• **REQUIREMENT**:
For each line of the data below that holds "Ruda", copy the line.
··· DATASET ENTRIES
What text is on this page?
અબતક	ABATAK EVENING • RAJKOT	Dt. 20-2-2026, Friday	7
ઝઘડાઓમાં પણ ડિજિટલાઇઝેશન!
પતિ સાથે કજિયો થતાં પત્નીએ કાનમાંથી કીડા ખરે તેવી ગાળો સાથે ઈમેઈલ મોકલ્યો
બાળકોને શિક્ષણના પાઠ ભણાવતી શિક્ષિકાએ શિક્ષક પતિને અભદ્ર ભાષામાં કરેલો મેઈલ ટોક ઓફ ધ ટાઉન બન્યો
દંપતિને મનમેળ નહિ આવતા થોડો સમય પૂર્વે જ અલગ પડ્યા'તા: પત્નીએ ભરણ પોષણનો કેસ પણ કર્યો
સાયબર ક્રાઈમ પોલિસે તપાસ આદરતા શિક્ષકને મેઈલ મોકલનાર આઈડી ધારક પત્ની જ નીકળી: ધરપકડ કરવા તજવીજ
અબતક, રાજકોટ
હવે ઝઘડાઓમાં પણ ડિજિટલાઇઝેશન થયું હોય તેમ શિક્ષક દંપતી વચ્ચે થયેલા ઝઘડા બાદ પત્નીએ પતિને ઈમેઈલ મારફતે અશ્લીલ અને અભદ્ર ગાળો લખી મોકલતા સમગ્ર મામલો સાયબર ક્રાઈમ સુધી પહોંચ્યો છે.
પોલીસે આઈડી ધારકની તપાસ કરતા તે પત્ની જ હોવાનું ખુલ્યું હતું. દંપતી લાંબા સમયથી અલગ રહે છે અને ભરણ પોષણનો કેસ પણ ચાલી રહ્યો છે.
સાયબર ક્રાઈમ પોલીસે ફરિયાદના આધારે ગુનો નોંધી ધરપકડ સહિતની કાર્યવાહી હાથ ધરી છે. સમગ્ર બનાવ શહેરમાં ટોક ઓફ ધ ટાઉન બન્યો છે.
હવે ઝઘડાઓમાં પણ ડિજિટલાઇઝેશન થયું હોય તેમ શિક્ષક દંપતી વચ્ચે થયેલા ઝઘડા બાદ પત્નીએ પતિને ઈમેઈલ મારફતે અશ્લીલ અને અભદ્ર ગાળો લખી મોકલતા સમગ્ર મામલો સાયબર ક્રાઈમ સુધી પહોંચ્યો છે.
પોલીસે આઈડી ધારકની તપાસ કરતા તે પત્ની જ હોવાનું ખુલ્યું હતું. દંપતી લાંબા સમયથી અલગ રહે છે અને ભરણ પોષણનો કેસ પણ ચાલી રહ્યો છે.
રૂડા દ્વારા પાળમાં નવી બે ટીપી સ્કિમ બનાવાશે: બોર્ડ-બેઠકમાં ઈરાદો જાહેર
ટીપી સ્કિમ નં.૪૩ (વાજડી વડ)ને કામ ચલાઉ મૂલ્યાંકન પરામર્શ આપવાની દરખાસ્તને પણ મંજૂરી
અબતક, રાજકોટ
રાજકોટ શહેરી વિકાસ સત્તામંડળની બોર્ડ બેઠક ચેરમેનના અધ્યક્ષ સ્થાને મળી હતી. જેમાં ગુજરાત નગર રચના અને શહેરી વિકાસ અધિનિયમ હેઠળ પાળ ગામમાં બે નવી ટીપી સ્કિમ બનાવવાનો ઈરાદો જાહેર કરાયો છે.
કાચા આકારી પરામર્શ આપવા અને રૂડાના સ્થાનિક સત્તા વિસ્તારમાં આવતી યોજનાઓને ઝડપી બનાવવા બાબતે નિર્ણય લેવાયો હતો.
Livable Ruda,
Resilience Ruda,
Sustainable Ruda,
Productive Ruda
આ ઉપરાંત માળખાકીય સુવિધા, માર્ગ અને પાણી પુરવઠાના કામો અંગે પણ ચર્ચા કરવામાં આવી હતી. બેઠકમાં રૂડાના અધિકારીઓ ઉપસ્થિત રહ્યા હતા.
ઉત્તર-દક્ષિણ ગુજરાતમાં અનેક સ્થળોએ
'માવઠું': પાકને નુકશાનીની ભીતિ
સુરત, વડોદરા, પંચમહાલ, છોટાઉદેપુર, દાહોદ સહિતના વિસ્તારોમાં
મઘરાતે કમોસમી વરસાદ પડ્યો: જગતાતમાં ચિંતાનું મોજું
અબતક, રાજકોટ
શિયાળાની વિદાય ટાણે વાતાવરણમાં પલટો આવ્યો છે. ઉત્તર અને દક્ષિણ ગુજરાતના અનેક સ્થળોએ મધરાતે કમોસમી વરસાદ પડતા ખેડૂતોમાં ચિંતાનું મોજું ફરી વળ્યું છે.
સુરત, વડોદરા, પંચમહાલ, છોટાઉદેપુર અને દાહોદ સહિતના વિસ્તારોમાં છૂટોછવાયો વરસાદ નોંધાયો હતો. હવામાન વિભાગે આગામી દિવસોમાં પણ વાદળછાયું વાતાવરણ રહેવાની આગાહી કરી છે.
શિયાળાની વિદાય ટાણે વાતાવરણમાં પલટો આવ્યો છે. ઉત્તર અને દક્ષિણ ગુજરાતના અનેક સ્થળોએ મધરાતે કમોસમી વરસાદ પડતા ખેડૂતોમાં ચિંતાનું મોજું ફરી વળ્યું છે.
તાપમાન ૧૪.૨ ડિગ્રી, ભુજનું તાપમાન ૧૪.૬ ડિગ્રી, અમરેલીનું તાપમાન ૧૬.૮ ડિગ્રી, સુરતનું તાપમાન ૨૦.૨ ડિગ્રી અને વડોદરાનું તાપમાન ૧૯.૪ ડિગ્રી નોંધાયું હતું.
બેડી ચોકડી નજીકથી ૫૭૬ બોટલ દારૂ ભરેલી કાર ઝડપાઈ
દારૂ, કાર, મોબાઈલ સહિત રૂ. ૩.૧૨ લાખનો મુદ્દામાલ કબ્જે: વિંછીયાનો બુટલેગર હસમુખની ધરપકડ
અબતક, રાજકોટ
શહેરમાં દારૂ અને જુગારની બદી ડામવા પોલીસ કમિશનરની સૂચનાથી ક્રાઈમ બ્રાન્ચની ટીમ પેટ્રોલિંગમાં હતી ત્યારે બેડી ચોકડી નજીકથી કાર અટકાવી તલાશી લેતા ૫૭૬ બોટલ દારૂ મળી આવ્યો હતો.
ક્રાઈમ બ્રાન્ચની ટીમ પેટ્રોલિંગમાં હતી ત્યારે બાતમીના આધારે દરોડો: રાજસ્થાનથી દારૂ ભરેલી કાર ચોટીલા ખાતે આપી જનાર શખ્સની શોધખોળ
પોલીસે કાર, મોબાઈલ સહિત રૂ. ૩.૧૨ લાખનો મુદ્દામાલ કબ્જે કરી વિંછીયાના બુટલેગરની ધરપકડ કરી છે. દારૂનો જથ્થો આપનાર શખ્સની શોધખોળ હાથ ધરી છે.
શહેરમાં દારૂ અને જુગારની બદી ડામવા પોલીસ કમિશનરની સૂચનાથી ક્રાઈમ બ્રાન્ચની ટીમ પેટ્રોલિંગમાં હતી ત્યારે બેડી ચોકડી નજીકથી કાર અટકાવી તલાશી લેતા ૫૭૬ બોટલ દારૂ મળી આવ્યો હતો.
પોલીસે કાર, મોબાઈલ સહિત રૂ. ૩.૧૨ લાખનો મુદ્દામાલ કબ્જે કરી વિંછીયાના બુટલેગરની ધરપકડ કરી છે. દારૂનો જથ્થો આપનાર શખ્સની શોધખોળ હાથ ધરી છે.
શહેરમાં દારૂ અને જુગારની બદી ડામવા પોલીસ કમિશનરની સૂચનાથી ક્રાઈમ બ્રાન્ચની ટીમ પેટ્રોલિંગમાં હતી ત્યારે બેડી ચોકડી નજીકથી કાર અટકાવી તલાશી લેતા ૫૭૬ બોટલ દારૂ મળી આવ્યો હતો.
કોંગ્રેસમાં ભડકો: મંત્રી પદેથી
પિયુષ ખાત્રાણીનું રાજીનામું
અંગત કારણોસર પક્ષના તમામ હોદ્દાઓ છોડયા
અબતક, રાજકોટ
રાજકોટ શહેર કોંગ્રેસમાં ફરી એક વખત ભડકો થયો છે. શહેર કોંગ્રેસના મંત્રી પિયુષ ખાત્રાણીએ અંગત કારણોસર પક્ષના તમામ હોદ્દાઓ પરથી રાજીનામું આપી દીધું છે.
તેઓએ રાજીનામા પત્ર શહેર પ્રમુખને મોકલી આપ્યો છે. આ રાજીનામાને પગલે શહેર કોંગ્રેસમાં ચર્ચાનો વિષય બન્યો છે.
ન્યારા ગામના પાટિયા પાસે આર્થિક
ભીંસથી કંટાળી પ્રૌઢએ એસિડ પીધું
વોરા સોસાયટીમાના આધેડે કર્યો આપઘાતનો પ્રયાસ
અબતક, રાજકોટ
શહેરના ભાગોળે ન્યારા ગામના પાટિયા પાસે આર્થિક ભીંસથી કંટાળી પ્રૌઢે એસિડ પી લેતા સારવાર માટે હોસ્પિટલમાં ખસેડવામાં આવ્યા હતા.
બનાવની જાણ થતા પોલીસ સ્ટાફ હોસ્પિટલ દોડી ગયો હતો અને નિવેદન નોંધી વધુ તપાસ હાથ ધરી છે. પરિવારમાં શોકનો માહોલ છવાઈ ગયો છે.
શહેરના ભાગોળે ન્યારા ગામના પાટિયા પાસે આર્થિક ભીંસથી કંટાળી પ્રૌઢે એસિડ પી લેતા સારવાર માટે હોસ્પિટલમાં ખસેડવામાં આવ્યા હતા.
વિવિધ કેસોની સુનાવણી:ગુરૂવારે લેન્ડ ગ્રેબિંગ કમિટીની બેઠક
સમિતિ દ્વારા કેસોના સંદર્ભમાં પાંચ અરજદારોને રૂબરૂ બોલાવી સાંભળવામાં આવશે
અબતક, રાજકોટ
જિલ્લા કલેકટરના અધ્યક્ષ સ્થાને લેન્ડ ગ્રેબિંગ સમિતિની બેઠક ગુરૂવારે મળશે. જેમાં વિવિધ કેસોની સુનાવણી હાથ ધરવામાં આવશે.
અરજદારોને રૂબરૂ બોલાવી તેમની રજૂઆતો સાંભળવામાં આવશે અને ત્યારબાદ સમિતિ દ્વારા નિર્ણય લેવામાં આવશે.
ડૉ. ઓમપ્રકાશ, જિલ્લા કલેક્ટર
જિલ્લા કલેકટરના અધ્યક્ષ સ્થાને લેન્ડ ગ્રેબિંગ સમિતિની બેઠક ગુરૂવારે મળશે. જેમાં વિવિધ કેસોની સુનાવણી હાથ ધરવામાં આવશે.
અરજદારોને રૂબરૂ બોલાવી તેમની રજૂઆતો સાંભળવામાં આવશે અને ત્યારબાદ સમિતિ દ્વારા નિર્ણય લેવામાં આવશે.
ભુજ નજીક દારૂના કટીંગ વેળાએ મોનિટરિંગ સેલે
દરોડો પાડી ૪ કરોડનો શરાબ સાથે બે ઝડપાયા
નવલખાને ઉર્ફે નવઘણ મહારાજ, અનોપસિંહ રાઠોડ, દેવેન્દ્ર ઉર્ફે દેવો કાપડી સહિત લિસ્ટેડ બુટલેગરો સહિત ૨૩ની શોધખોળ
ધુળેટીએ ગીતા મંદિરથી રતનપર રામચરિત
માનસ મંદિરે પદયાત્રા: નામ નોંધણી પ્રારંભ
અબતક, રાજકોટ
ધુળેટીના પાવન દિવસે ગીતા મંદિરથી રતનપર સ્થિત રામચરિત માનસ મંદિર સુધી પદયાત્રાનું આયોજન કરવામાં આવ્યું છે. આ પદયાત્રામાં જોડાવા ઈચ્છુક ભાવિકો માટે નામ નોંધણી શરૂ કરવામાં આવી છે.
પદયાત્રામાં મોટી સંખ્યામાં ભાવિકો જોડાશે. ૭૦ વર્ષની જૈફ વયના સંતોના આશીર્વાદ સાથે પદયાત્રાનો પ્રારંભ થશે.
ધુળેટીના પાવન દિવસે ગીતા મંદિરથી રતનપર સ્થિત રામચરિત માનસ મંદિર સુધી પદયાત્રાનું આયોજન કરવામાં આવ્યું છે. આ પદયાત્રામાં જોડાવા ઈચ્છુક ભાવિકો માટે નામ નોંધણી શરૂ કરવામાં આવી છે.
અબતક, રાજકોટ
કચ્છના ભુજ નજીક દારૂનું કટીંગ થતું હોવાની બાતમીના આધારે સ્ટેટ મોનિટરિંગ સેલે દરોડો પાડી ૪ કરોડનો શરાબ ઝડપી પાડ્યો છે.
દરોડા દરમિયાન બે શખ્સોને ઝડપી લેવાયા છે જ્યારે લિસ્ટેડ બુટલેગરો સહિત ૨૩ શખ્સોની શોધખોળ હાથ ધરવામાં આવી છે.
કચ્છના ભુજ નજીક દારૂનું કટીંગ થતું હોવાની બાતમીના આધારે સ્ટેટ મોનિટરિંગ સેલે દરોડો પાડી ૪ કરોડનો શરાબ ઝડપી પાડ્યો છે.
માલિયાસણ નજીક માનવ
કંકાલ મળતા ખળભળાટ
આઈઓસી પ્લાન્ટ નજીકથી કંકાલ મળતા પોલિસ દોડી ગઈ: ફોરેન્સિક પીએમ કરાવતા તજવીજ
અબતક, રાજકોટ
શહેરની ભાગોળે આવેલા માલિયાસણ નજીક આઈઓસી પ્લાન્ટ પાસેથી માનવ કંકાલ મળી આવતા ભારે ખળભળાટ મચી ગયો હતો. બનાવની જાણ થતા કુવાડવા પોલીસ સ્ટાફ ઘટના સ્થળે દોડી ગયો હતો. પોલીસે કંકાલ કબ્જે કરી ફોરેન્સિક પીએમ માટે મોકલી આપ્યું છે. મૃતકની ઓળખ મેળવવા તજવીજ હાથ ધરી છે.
······
• **ANSWER TO THIS EXERCISE**:
Livable Ruda,
Resilience Ruda,
Sustainable Ruda,
Productive Ruda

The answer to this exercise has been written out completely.